— JOB —
Pull out all lines from the listing below in which the word "marker" appears.

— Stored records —
______________________________

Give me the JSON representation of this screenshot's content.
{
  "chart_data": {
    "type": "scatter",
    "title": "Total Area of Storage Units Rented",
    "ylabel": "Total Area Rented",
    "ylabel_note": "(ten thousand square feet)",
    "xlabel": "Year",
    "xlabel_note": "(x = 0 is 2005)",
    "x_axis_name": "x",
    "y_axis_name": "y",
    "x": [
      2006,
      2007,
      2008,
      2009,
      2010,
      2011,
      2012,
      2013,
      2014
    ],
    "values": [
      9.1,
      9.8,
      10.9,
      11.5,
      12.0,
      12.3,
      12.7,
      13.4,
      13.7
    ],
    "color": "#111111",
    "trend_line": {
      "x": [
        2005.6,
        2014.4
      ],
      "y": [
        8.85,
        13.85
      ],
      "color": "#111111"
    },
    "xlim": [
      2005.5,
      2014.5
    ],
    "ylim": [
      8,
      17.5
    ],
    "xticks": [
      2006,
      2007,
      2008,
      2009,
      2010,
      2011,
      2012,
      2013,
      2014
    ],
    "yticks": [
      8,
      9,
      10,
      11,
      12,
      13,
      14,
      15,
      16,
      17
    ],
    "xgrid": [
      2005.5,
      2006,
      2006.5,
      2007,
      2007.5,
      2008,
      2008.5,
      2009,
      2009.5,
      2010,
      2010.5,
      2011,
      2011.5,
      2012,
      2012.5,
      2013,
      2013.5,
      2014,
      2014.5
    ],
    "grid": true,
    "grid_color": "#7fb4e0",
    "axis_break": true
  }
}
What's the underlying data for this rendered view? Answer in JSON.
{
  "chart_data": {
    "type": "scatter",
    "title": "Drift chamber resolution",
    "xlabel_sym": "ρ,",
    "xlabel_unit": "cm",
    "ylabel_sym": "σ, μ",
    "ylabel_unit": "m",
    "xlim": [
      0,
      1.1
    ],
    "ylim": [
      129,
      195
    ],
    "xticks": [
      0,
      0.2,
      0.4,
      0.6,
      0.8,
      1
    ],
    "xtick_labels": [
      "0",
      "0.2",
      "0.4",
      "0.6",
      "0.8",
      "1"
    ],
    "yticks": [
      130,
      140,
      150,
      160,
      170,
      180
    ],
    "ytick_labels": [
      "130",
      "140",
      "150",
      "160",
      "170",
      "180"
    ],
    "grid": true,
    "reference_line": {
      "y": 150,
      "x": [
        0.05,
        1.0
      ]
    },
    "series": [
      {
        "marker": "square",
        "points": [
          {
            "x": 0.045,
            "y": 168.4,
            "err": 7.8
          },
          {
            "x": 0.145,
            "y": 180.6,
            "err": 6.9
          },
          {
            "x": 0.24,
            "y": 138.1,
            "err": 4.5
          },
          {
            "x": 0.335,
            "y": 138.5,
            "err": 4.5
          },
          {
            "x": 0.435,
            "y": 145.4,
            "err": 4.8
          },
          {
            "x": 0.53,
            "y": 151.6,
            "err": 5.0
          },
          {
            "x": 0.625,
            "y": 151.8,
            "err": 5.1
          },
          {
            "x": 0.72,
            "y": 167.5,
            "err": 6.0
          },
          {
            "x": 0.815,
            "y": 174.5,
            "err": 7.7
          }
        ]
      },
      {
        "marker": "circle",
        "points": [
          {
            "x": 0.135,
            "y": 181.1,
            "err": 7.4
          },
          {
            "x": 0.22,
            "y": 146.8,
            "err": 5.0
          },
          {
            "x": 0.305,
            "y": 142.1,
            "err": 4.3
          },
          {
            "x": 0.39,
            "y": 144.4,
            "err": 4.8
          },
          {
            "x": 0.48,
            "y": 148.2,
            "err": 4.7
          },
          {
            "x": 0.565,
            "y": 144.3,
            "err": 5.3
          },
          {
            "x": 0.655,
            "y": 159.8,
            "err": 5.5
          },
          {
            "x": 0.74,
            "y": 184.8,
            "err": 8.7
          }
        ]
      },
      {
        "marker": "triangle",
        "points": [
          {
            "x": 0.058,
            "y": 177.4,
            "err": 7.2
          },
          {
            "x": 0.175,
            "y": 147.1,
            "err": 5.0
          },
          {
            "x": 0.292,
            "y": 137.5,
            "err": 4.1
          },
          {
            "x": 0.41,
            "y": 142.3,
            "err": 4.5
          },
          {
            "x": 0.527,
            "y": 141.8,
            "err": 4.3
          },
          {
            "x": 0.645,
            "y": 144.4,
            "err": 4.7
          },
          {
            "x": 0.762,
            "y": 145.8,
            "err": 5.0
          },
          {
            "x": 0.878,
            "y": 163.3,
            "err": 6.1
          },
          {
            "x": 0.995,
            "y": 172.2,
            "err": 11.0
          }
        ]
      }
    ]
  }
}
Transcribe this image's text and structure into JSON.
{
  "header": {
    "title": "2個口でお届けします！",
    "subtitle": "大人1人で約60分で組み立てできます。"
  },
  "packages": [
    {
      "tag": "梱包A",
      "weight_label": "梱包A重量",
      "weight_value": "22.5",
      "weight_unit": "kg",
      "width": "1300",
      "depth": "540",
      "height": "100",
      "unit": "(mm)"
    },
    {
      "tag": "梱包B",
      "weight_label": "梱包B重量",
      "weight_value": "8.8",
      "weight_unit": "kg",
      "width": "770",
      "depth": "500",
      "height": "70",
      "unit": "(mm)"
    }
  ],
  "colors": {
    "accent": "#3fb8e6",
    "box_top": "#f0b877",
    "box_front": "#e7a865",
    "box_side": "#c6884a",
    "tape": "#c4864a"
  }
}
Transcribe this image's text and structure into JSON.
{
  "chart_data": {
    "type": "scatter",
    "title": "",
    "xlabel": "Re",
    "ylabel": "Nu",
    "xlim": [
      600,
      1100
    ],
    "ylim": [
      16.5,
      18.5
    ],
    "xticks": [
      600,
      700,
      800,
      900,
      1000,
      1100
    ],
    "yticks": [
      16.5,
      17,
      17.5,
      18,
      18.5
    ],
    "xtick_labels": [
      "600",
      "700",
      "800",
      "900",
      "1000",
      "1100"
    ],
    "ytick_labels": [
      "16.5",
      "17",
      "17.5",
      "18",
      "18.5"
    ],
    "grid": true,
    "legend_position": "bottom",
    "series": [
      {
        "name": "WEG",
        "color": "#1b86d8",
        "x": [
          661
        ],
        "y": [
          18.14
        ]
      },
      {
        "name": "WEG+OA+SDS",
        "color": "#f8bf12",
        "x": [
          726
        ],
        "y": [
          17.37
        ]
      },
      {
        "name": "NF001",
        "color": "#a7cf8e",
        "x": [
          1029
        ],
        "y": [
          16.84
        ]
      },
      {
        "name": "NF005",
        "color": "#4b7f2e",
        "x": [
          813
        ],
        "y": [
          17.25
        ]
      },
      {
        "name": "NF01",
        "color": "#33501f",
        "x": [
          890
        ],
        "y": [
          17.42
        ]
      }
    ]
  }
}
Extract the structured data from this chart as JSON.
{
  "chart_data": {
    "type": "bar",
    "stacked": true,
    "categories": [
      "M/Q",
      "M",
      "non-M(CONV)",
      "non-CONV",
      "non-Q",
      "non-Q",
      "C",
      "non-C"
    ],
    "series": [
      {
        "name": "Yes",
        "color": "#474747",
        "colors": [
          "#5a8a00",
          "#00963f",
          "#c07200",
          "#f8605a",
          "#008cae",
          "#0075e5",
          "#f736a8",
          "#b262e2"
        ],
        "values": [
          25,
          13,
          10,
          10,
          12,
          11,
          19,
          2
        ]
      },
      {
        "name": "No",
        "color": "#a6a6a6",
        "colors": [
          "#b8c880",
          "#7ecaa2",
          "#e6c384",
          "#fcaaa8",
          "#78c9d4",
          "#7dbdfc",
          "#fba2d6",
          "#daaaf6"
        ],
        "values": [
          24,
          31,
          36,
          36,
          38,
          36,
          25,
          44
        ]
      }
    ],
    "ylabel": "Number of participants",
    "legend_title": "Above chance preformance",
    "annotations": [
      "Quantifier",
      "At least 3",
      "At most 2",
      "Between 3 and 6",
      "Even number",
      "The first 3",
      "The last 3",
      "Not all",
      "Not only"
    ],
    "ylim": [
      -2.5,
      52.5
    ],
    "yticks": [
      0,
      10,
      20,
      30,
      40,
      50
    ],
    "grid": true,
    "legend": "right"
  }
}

______________________________

— EXERCISE OUTPUT —
        "marker": "square",
        "marker": "circle",
        "marker": "triangle",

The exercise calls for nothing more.